* start Listing *

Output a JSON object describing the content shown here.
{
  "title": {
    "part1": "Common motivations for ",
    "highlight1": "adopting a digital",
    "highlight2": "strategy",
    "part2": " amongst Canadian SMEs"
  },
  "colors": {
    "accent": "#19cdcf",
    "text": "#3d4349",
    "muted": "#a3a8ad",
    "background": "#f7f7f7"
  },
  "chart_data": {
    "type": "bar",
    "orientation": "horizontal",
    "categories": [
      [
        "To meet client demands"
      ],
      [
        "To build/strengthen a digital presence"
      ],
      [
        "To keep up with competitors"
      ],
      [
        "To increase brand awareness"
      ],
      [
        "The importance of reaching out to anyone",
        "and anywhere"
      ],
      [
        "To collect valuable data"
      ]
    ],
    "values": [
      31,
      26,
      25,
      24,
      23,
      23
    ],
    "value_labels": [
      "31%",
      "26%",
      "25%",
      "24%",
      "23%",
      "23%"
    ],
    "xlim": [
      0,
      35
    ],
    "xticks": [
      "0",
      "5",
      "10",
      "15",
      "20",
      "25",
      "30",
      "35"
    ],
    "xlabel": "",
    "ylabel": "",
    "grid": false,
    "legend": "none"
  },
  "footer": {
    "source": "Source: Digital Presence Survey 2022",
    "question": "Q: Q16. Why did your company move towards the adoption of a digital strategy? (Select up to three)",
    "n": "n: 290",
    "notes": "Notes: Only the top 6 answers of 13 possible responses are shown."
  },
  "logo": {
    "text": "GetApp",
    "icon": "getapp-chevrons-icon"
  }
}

* end Listing *

Task goal: Take every line from the data that contains the word "strategy".

Finished exercise:
    "highlight2": "strategy",
    "question": "Q: Q16. Why did your company move towards the adoption of a digital strategy? (Select up to three)",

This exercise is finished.